◆ Exercise instructions
Return every record below exactly as written, omitting any pictures.

◆ Excerpted records
※
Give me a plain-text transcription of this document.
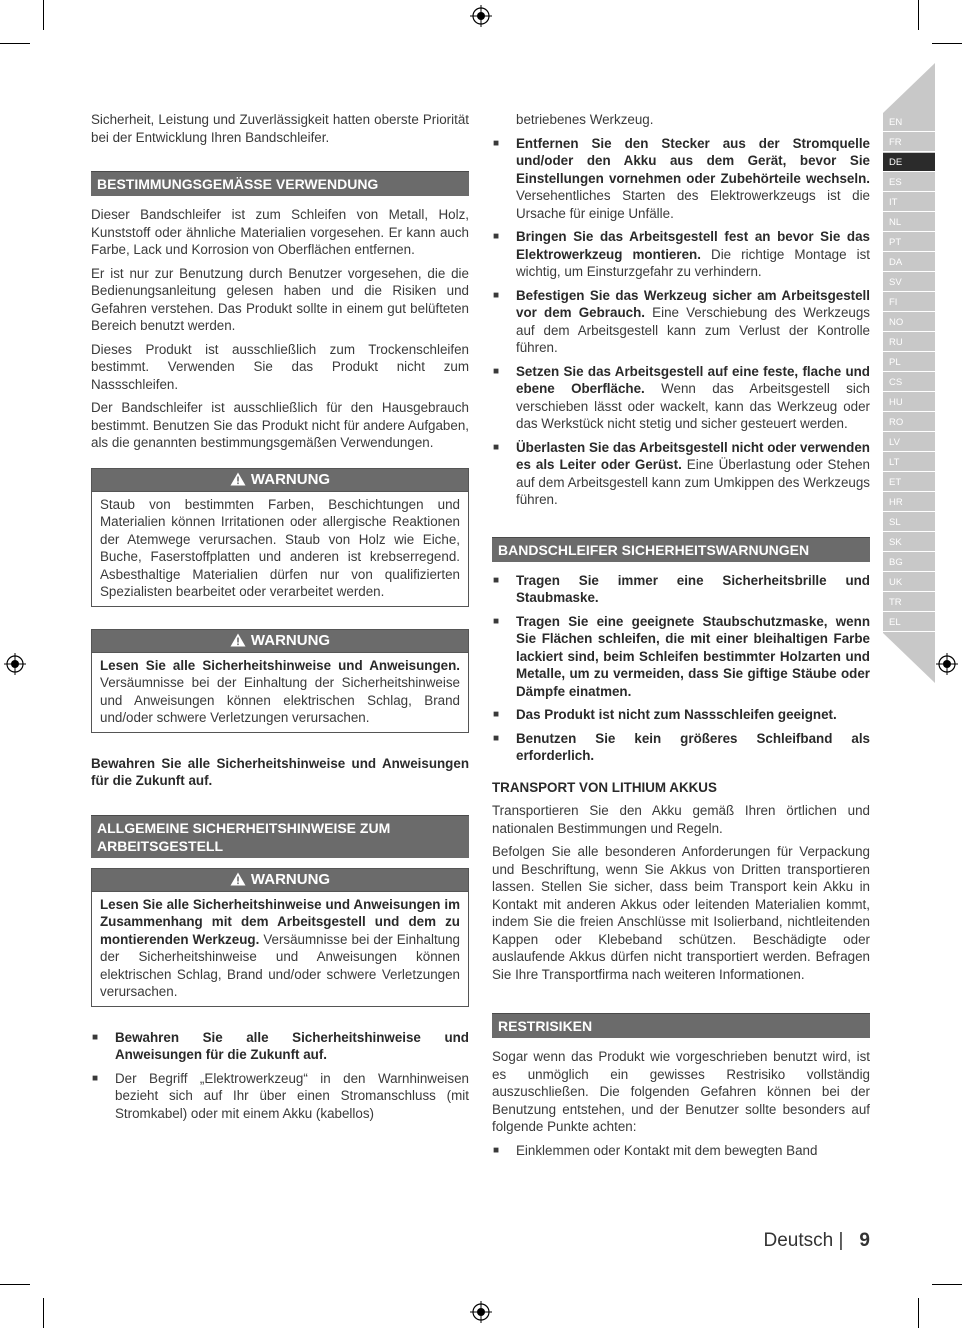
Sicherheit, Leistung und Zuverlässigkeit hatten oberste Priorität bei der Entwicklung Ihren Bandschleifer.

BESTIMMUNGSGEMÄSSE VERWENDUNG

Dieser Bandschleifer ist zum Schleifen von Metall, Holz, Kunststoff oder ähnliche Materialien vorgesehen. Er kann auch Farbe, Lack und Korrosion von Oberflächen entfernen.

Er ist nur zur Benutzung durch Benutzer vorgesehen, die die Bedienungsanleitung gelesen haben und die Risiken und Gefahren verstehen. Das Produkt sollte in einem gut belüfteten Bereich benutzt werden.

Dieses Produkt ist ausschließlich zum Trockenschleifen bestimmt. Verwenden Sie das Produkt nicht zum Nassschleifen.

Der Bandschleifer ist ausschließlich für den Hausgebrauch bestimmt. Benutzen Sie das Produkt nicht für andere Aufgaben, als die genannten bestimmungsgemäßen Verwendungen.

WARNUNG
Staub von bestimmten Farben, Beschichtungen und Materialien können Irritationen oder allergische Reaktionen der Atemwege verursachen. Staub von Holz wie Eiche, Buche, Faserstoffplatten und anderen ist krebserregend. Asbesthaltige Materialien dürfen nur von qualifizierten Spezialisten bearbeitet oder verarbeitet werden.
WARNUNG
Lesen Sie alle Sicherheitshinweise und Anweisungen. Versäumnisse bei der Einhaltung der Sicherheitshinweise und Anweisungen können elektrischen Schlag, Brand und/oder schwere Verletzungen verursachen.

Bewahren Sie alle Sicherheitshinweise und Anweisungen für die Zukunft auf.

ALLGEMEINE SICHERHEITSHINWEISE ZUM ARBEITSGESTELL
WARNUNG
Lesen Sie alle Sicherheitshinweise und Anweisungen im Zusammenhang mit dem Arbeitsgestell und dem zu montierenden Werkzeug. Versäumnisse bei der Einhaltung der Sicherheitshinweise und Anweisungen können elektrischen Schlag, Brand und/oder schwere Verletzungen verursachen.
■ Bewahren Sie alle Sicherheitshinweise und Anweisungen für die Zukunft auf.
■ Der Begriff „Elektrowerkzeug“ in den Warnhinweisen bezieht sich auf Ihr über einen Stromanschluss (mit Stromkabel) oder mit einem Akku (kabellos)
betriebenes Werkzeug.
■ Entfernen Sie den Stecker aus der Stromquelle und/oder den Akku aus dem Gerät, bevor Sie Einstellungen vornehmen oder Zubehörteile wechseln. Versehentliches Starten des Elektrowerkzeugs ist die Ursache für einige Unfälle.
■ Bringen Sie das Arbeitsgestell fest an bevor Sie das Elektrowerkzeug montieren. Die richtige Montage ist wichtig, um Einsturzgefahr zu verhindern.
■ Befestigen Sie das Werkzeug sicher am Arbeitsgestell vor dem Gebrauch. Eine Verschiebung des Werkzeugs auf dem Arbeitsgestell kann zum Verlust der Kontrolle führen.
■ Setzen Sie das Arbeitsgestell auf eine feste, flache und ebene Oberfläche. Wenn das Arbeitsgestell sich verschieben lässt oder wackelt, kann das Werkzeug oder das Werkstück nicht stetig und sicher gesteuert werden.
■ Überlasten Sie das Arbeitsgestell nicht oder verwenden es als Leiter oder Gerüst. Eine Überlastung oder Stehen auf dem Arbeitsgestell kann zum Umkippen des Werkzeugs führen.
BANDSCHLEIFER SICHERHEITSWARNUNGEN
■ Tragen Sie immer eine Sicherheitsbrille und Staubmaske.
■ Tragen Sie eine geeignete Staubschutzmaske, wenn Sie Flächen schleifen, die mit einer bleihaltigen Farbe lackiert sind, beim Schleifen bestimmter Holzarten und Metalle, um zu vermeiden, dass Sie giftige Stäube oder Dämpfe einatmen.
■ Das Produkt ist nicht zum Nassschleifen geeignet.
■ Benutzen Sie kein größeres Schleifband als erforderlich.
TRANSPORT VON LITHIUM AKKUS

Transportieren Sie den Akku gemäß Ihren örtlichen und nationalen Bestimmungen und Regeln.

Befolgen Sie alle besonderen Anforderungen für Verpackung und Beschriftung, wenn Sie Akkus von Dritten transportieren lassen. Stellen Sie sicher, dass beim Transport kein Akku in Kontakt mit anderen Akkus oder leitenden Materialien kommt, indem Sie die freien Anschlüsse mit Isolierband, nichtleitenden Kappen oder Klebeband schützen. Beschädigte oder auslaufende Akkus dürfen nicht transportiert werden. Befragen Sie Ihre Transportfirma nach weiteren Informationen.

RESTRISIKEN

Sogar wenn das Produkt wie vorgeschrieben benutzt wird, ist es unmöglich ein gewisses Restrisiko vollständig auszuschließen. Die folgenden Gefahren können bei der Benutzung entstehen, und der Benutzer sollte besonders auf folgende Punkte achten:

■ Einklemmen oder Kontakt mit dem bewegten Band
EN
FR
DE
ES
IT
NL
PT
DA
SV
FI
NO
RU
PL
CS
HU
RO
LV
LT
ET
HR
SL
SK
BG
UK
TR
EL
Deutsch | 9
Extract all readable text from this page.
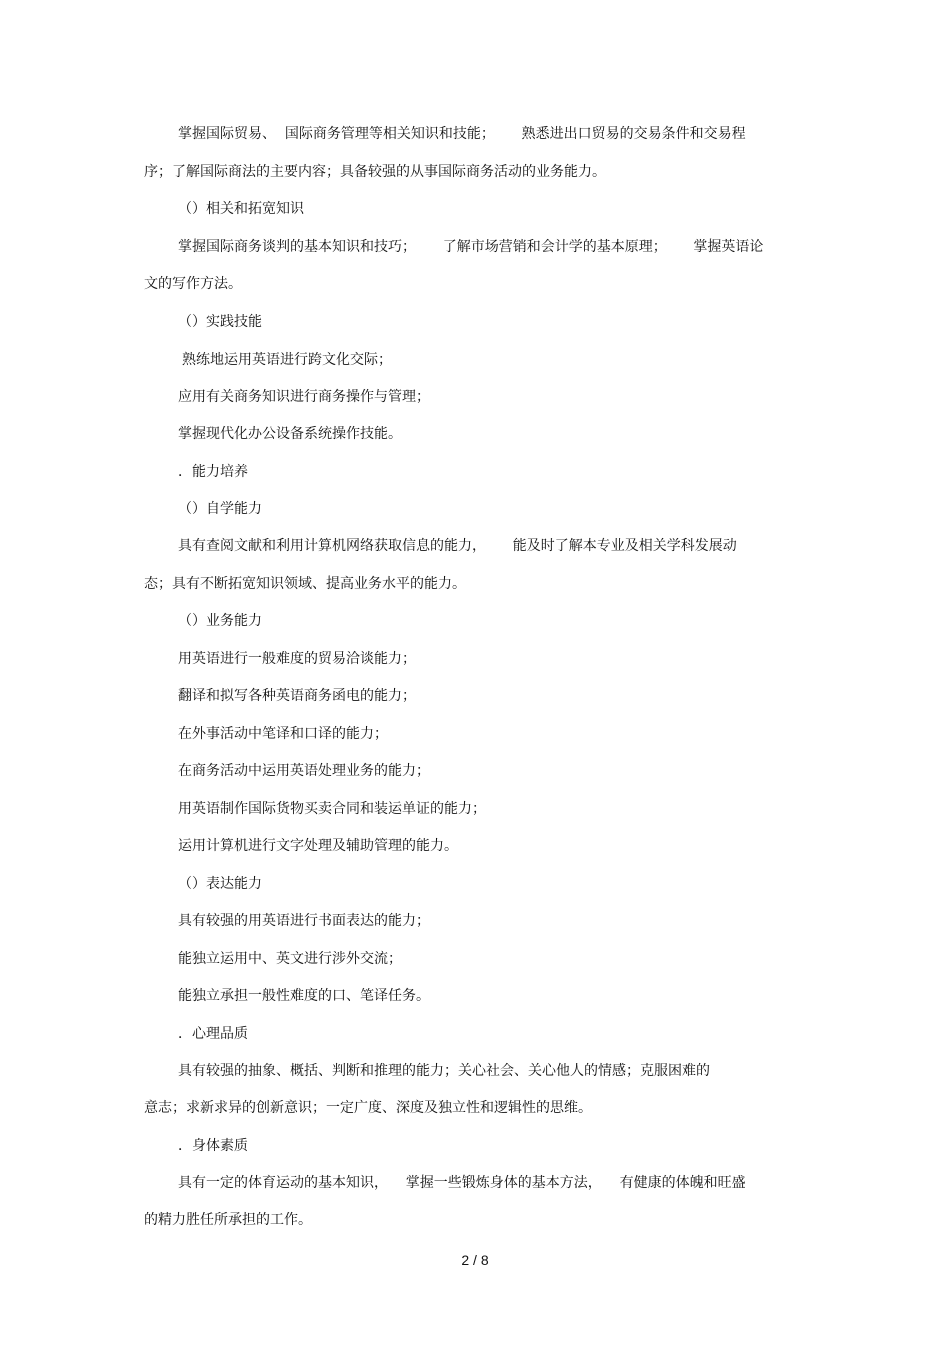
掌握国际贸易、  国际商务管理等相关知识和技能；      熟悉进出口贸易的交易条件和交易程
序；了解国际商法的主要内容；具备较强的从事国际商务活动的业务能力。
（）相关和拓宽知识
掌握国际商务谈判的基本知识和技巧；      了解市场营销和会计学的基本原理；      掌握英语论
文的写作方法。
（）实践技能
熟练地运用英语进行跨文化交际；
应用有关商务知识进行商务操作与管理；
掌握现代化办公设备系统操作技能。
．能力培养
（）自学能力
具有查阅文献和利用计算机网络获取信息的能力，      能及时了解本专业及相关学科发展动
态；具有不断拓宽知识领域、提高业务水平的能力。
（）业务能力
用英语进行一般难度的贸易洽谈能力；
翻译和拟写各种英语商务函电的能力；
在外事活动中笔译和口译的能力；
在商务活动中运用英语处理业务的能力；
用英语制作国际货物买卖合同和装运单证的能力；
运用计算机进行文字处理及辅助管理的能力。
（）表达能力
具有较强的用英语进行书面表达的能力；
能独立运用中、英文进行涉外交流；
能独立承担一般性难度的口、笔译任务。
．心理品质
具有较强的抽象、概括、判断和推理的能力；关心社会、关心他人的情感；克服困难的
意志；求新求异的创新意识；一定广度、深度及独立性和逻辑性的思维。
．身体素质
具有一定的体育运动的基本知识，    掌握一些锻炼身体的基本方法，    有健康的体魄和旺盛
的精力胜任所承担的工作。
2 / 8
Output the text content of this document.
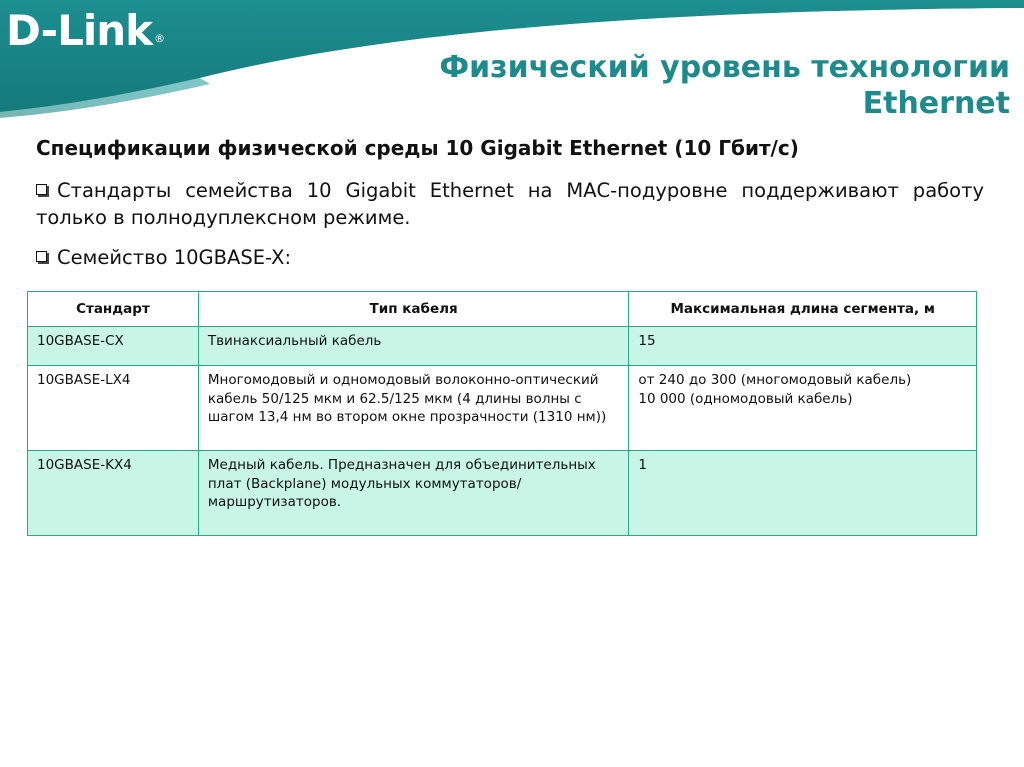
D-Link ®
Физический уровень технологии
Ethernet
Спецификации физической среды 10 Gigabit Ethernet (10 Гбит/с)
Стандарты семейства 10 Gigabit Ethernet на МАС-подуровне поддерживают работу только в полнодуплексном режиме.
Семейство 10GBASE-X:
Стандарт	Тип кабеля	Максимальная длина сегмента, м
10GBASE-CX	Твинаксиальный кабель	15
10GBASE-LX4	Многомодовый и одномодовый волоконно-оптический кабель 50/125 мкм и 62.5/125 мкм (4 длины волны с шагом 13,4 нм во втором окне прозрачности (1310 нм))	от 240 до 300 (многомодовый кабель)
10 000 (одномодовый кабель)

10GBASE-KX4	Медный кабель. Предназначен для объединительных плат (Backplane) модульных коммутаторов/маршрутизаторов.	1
※
◆ Task result
Give me a plain-text transcription of this document.
Sicherheit, Leistung und Zuverlässigkeit hatten oberste Priorität bei der Entwicklung Ihren Bandschleifer.

BESTIMMUNGSGEMÄSSE VERWENDUNG

Dieser Bandschleifer ist zum Schleifen von Metall, Holz, Kunststoff oder ähnliche Materialien vorgesehen. Er kann auch Farbe, Lack und Korrosion von Oberflächen entfernen.

Er ist nur zur Benutzung durch Benutzer vorgesehen, die die Bedienungsanleitung gelesen haben und die Risiken und Gefahren verstehen. Das Produkt sollte in einem gut belüfteten Bereich benutzt werden.

Dieses Produkt ist ausschließlich zum Trockenschleifen bestimmt. Verwenden Sie das Produkt nicht zum Nassschleifen.

Der Bandschleifer ist ausschließlich für den Hausgebrauch bestimmt. Benutzen Sie das Produkt nicht für andere Aufgaben, als die genannten bestimmungsgemäßen Verwendungen.

WARNUNG
Staub von bestimmten Farben, Beschichtungen und Materialien können Irritationen oder allergische Reaktionen der Atemwege verursachen. Staub von Holz wie Eiche, Buche, Faserstoffplatten und anderen ist krebserregend. Asbesthaltige Materialien dürfen nur von qualifizierten Spezialisten bearbeitet oder verarbeitet werden.
WARNUNG
Lesen Sie alle Sicherheitshinweise und Anweisungen. Versäumnisse bei der Einhaltung der Sicherheitshinweise und Anweisungen können elektrischen Schlag, Brand und/oder schwere Verletzungen verursachen.

Bewahren Sie alle Sicherheitshinweise und Anweisungen für die Zukunft auf.

ALLGEMEINE SICHERHEITSHINWEISE ZUM ARBEITSGESTELL
WARNUNG
Lesen Sie alle Sicherheitshinweise und Anweisungen im Zusammenhang mit dem Arbeitsgestell und dem zu montierenden Werkzeug. Versäumnisse bei der Einhaltung der Sicherheitshinweise und Anweisungen können elektrischen Schlag, Brand und/oder schwere Verletzungen verursachen.
■ Bewahren Sie alle Sicherheitshinweise und Anweisungen für die Zukunft auf.
■ Der Begriff „Elektrowerkzeug“ in den Warnhinweisen bezieht sich auf Ihr über einen Stromanschluss (mit Stromkabel) oder mit einem Akku (kabellos)
betriebenes Werkzeug.
■ Entfernen Sie den Stecker aus der Stromquelle und/oder den Akku aus dem Gerät, bevor Sie Einstellungen vornehmen oder Zubehörteile wechseln. Versehentliches Starten des Elektrowerkzeugs ist die Ursache für einige Unfälle.
■ Bringen Sie das Arbeitsgestell fest an bevor Sie das Elektrowerkzeug montieren. Die richtige Montage ist wichtig, um Einsturzgefahr zu verhindern.
■ Befestigen Sie das Werkzeug sicher am Arbeitsgestell vor dem Gebrauch. Eine Verschiebung des Werkzeugs auf dem Arbeitsgestell kann zum Verlust der Kontrolle führen.
■ Setzen Sie das Arbeitsgestell auf eine feste, flache und ebene Oberfläche. Wenn das Arbeitsgestell sich verschieben lässt oder wackelt, kann das Werkzeug oder das Werkstück nicht stetig und sicher gesteuert werden.
■ Überlasten Sie das Arbeitsgestell nicht oder verwenden es als Leiter oder Gerüst. Eine Überlastung oder Stehen auf dem Arbeitsgestell kann zum Umkippen des Werkzeugs führen.
BANDSCHLEIFER SICHERHEITSWARNUNGEN
■ Tragen Sie immer eine Sicherheitsbrille und Staubmaske.
■ Tragen Sie eine geeignete Staubschutzmaske, wenn Sie Flächen schleifen, die mit einer bleihaltigen Farbe lackiert sind, beim Schleifen bestimmter Holzarten und Metalle, um zu vermeiden, dass Sie giftige Stäube oder Dämpfe einatmen.
■ Das Produkt ist nicht zum Nassschleifen geeignet.
■ Benutzen Sie kein größeres Schleifband als erforderlich.
TRANSPORT VON LITHIUM AKKUS

Transportieren Sie den Akku gemäß Ihren örtlichen und nationalen Bestimmungen und Regeln.

Befolgen Sie alle besonderen Anforderungen für Verpackung und Beschriftung, wenn Sie Akkus von Dritten transportieren lassen. Stellen Sie sicher, dass beim Transport kein Akku in Kontakt mit anderen Akkus oder leitenden Materialien kommt, indem Sie die freien Anschlüsse mit Isolierband, nichtleitenden Kappen oder Klebeband schützen. Beschädigte oder auslaufende Akkus dürfen nicht transportiert werden. Befragen Sie Ihre Transportfirma nach weiteren Informationen.

RESTRISIKEN

Sogar wenn das Produkt wie vorgeschrieben benutzt wird, ist es unmöglich ein gewisses Restrisiko vollständig auszuschließen. Die folgenden Gefahren können bei der Benutzung entstehen, und der Benutzer sollte besonders auf folgende Punkte achten:

■ Einklemmen oder Kontakt mit dem bewegten Band
EN
FR
DE
ES
IT
NL
PT
DA
SV
FI
NO
RU
PL
CS
HU
RO
LV
LT
ET
HR
SL
SK
BG
UK
TR
EL
Deutsch | 9
Extract all readable text from this page.
掌握国际贸易、  国际商务管理等相关知识和技能；      熟悉进出口贸易的交易条件和交易程
序；了解国际商法的主要内容；具备较强的从事国际商务活动的业务能力。
（）相关和拓宽知识
掌握国际商务谈判的基本知识和技巧；      了解市场营销和会计学的基本原理；      掌握英语论
文的写作方法。
（）实践技能
熟练地运用英语进行跨文化交际；
应用有关商务知识进行商务操作与管理；
掌握现代化办公设备系统操作技能。
．能力培养
（）自学能力
具有查阅文献和利用计算机网络获取信息的能力，      能及时了解本专业及相关学科发展动
态；具有不断拓宽知识领域、提高业务水平的能力。
（）业务能力
用英语进行一般难度的贸易洽谈能力；
翻译和拟写各种英语商务函电的能力；
在外事活动中笔译和口译的能力；
在商务活动中运用英语处理业务的能力；
用英语制作国际货物买卖合同和装运单证的能力；
运用计算机进行文字处理及辅助管理的能力。
（）表达能力
具有较强的用英语进行书面表达的能力；
能独立运用中、英文进行涉外交流；
能独立承担一般性难度的口、笔译任务。
．心理品质
具有较强的抽象、概括、判断和推理的能力；关心社会、关心他人的情感；克服困难的
意志；求新求异的创新意识；一定广度、深度及独立性和逻辑性的思维。
．身体素质
具有一定的体育运动的基本知识，    掌握一些锻炼身体的基本方法，    有健康的体魄和旺盛
的精力胜任所承担的工作。
2 / 8
Output the text content of this document.
D-Link ®
Физический уровень технологии
Ethernet
Спецификации физической среды 10 Gigabit Ethernet (10 Гбит/с)
Стандарты семейства 10 Gigabit Ethernet на МАС-подуровне поддерживают работу только в полнодуплексном режиме.
Семейство 10GBASE-X:
Стандарт	Тип кабеля	Максимальная длина сегмента, м
10GBASE-CX	Твинаксиальный кабель	15
10GBASE-LX4	Многомодовый и одномодовый волоконно-оптический кабель 50/125 мкм и 62.5/125 мкм (4 длины волны с шагом 13,4 нм во втором окне прозрачности (1310 нм))	от 240 до 300 (многомодовый кабель)
10 000 (одномодовый кабель)

10GBASE-KX4	Медный кабель. Предназначен для объединительных плат (Backplane) модульных коммутаторов/маршрутизаторов.	1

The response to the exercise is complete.